Short exercise => Isolate every line in the data with the string "Stromversorgung" and copy it.

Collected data
-- start --

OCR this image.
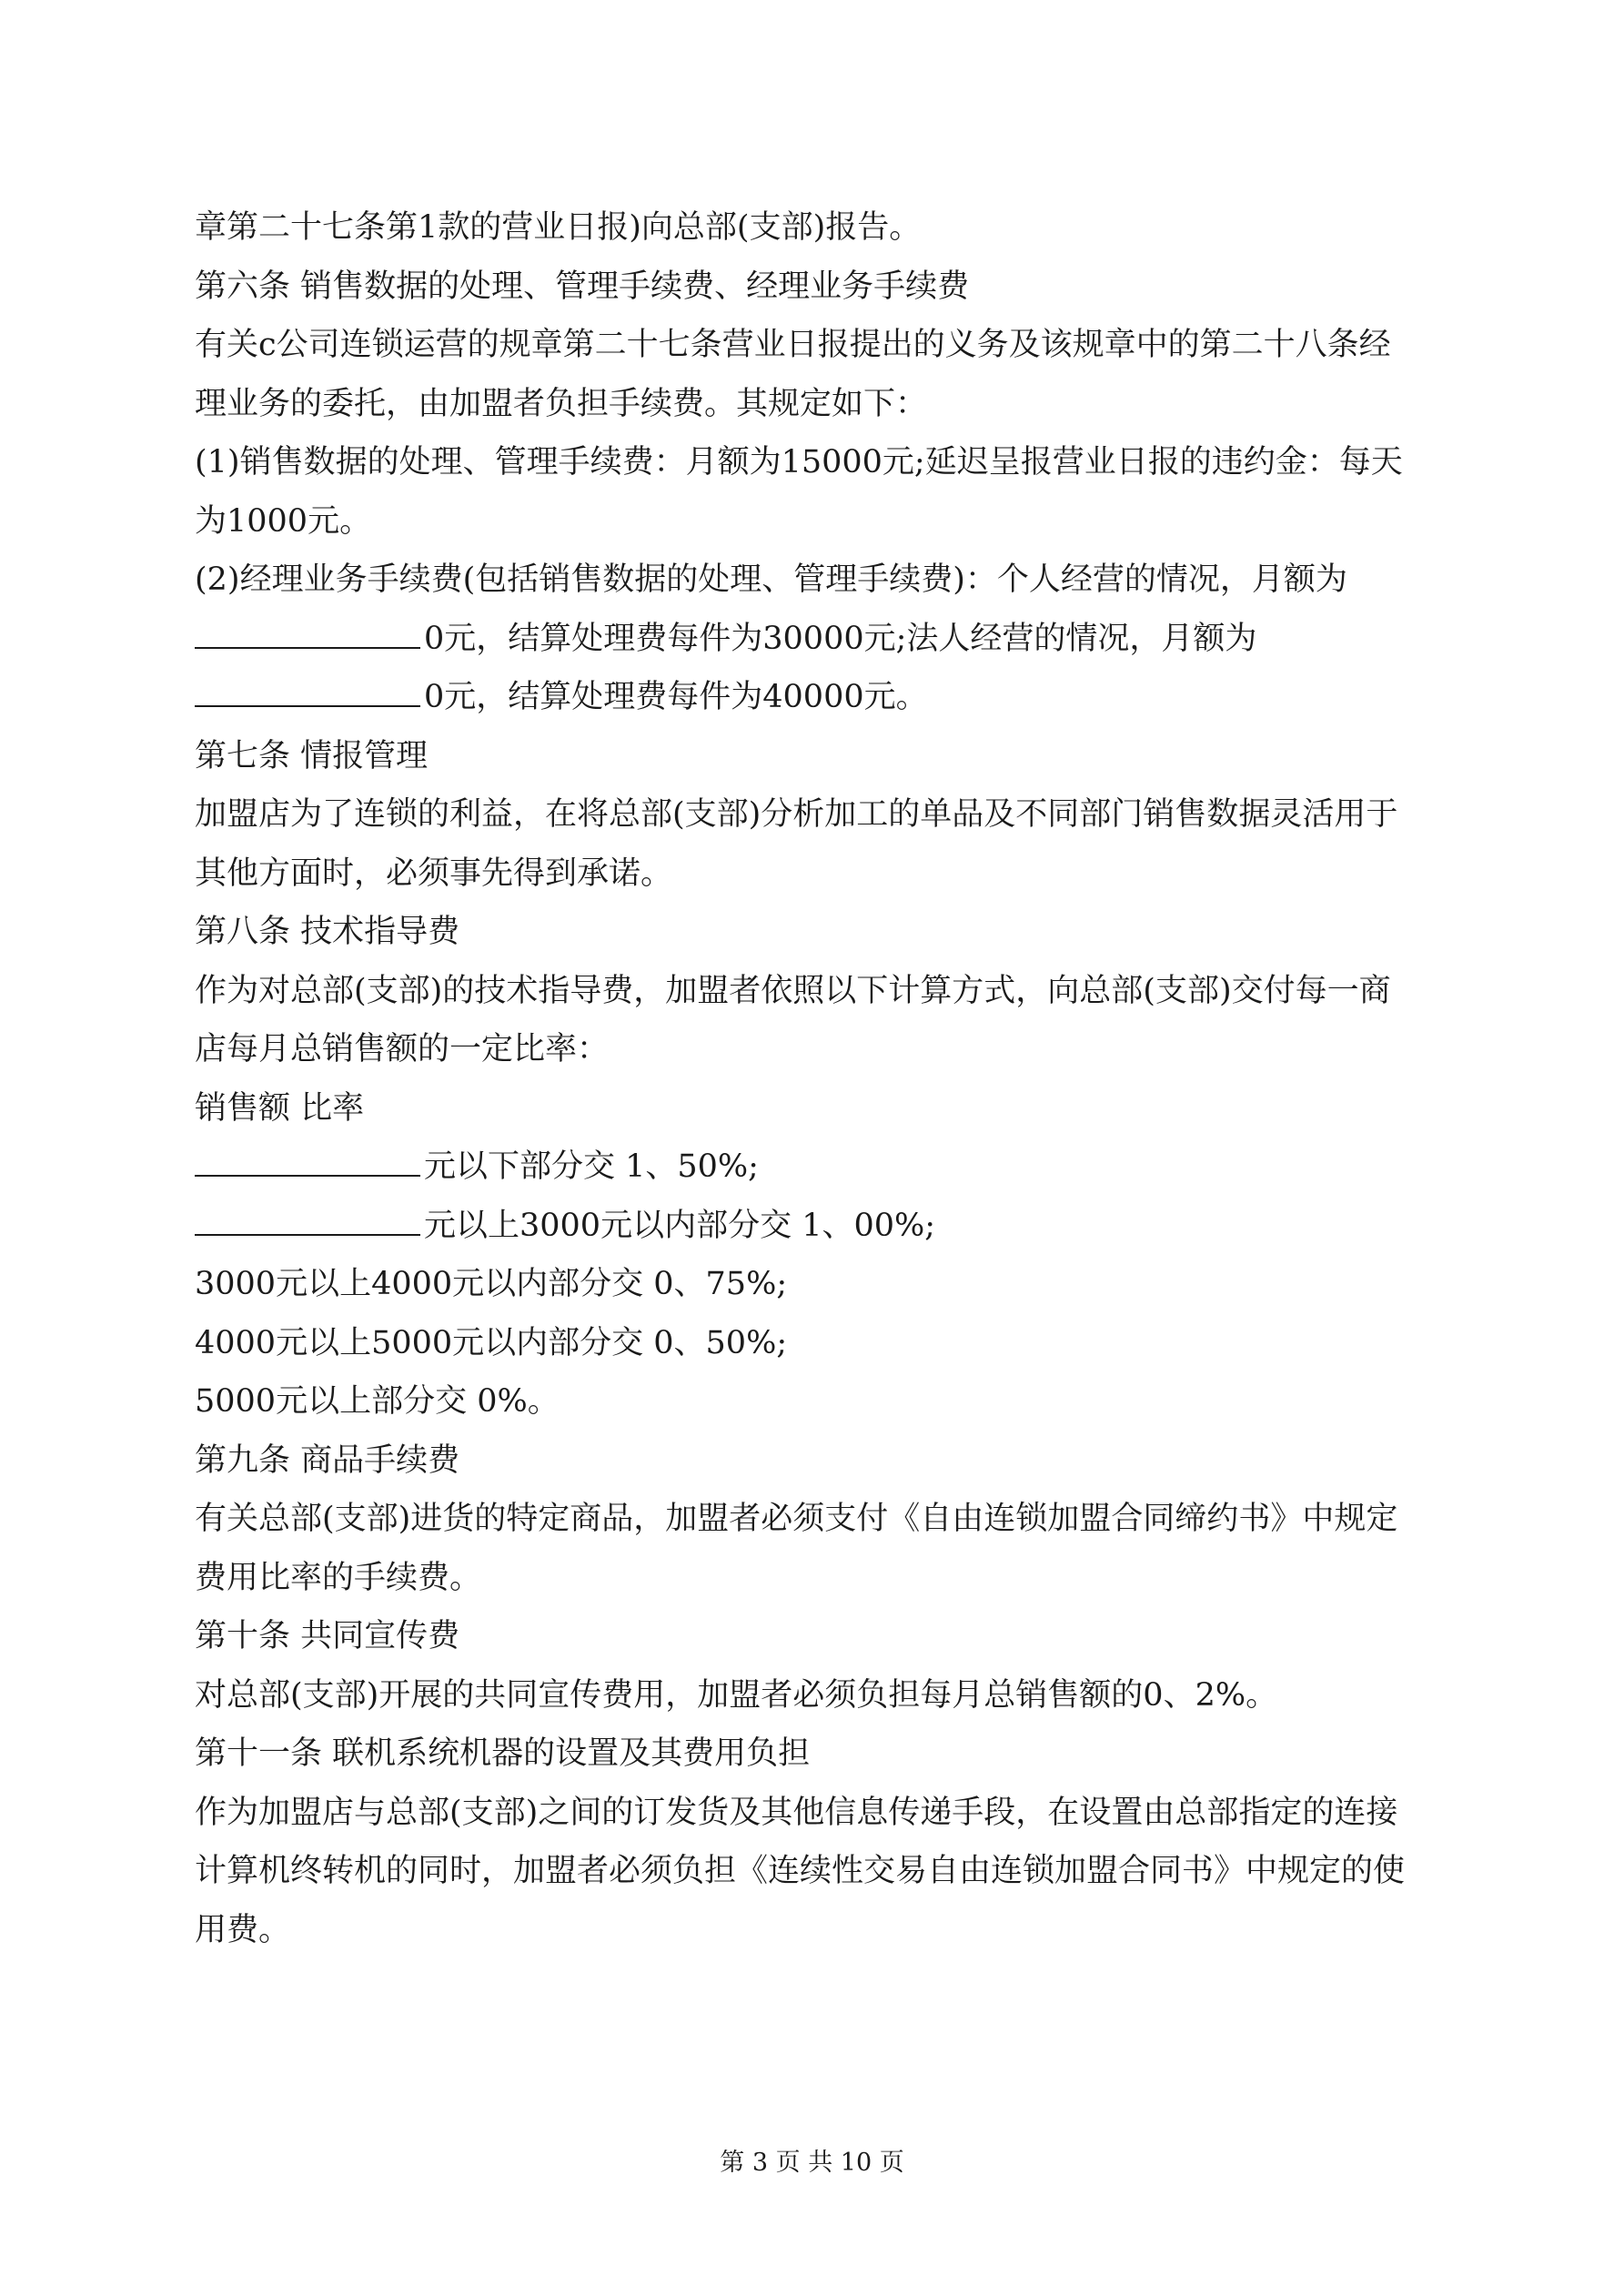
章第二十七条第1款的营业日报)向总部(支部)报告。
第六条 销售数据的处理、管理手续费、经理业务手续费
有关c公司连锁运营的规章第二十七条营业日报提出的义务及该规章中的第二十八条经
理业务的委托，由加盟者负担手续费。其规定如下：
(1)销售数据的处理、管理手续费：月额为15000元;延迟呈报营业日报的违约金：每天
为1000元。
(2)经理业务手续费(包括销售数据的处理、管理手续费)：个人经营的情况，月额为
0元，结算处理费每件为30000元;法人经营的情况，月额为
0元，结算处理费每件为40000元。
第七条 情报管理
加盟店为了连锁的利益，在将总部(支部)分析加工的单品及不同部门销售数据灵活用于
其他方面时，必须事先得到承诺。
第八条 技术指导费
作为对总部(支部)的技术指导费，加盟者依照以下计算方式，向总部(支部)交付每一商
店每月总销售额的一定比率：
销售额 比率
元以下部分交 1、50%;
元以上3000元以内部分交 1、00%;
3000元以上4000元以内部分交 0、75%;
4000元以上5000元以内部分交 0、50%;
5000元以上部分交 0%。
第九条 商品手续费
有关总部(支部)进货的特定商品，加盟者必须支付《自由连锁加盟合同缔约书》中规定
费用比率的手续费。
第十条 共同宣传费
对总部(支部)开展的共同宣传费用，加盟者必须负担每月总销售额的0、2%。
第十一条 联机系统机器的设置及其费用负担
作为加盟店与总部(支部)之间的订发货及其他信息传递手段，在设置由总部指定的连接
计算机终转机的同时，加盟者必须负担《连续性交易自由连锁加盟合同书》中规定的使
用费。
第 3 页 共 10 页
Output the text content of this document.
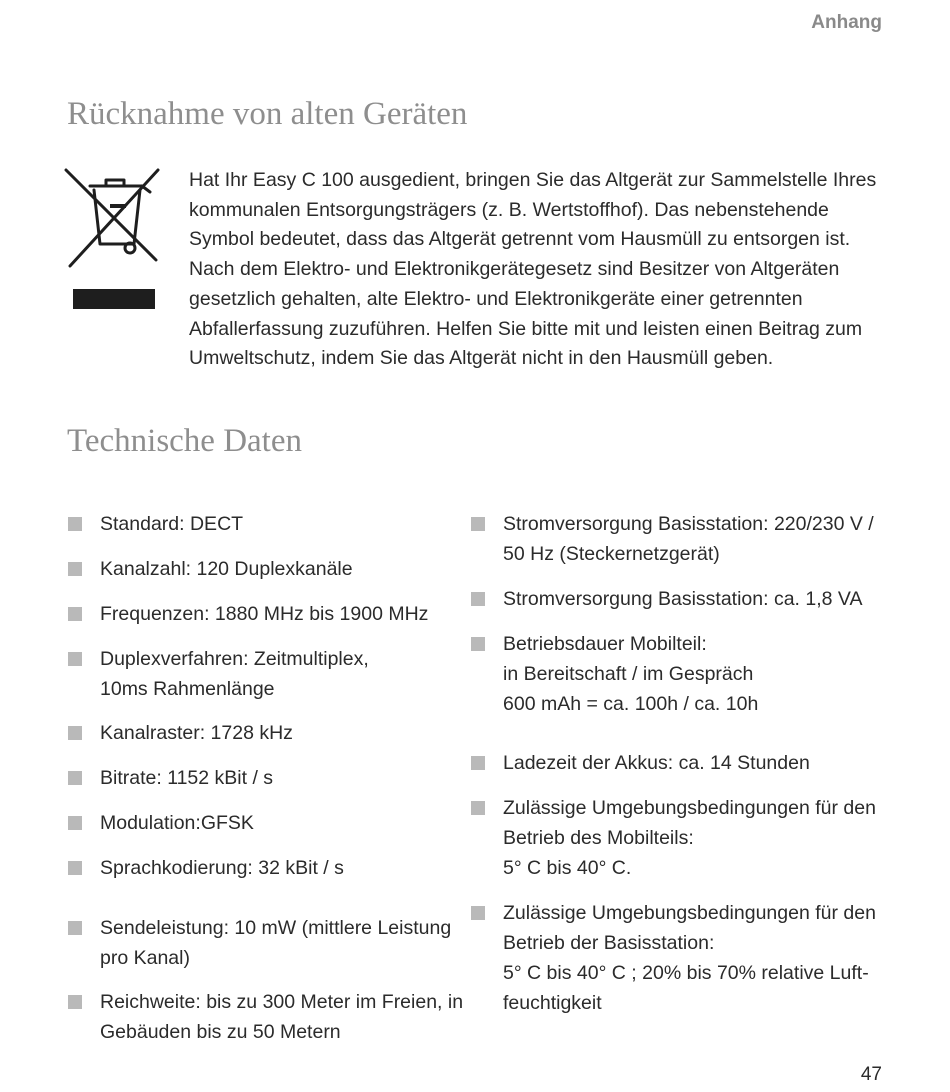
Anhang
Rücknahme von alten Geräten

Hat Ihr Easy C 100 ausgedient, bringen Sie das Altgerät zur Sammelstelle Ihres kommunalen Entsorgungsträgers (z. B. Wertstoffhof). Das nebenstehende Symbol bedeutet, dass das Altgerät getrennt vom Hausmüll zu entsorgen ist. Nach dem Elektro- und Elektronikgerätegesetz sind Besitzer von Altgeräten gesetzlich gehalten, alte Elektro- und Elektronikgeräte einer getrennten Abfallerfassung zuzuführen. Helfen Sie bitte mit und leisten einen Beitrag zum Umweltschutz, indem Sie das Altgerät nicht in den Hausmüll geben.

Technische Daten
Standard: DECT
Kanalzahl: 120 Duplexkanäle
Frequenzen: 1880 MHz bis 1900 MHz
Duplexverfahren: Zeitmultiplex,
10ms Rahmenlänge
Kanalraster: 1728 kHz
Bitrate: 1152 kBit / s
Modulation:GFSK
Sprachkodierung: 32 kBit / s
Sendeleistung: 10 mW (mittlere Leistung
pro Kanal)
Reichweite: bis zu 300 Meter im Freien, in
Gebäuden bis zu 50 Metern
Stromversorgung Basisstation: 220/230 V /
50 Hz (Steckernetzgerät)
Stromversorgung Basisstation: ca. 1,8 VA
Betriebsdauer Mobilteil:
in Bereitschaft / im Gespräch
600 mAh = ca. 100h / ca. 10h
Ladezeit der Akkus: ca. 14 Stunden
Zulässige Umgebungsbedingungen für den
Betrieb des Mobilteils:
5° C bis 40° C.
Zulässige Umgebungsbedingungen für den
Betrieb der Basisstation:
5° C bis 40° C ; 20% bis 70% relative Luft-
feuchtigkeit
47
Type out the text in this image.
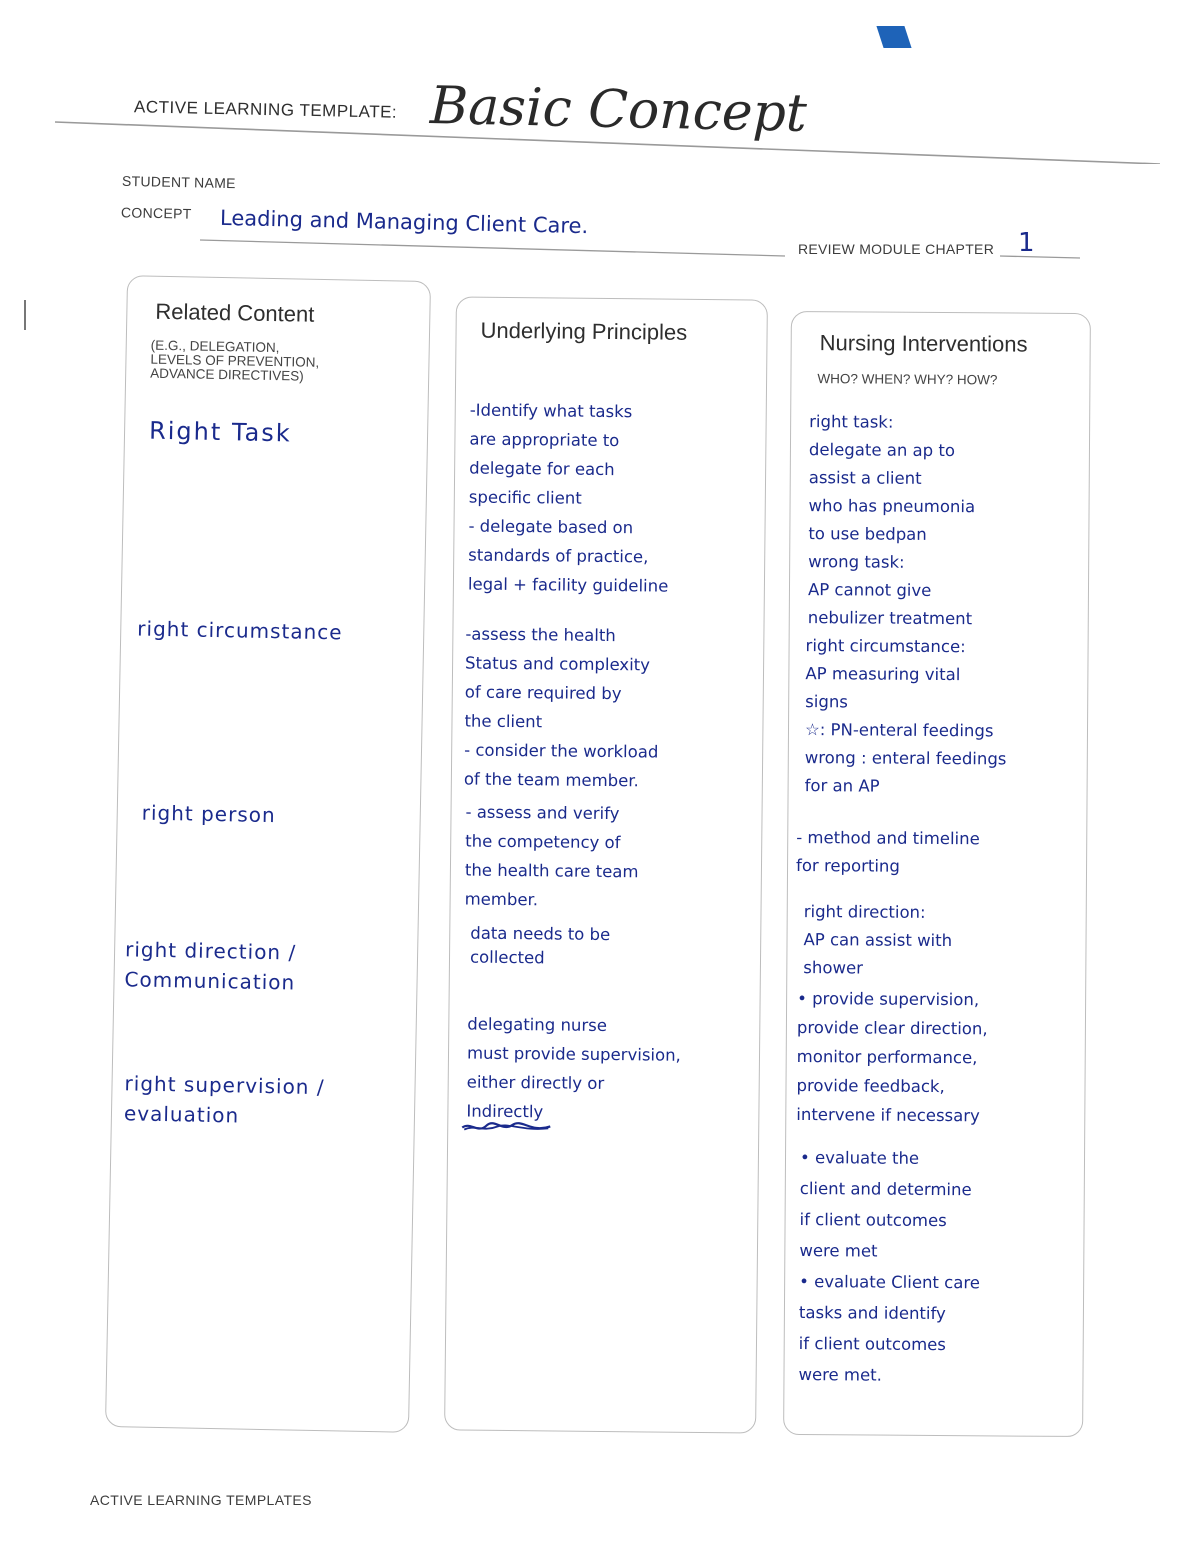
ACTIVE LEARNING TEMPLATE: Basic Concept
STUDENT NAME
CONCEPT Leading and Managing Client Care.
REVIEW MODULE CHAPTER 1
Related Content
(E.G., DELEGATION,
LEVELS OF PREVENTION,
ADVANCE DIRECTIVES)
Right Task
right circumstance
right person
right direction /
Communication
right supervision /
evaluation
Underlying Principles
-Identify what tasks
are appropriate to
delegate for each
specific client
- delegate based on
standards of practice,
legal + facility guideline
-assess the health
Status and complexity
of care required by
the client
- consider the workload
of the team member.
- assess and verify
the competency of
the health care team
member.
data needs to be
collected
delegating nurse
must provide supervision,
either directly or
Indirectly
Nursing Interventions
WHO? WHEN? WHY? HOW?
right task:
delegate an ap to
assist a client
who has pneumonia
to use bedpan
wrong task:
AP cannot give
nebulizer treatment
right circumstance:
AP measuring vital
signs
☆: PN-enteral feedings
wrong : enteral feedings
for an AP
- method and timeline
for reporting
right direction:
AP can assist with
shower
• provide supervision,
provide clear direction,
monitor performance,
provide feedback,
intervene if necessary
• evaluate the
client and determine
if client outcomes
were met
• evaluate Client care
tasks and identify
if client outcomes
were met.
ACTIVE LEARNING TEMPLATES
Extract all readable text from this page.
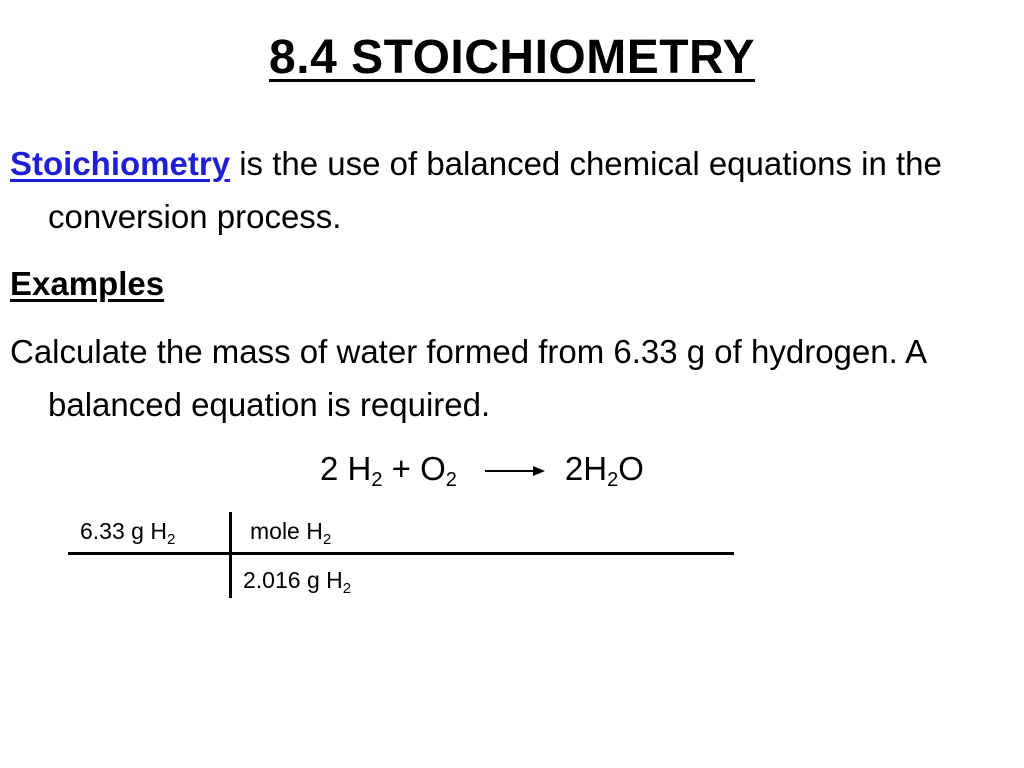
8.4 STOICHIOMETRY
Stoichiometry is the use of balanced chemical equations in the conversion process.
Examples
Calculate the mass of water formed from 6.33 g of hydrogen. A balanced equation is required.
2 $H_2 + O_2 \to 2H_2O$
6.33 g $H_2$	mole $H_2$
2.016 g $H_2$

-- end --

Result for this exercise =>
Stromversorgung Basisstation: 220/230 V /
Stromversorgung Basisstation: ca. 1,8 VA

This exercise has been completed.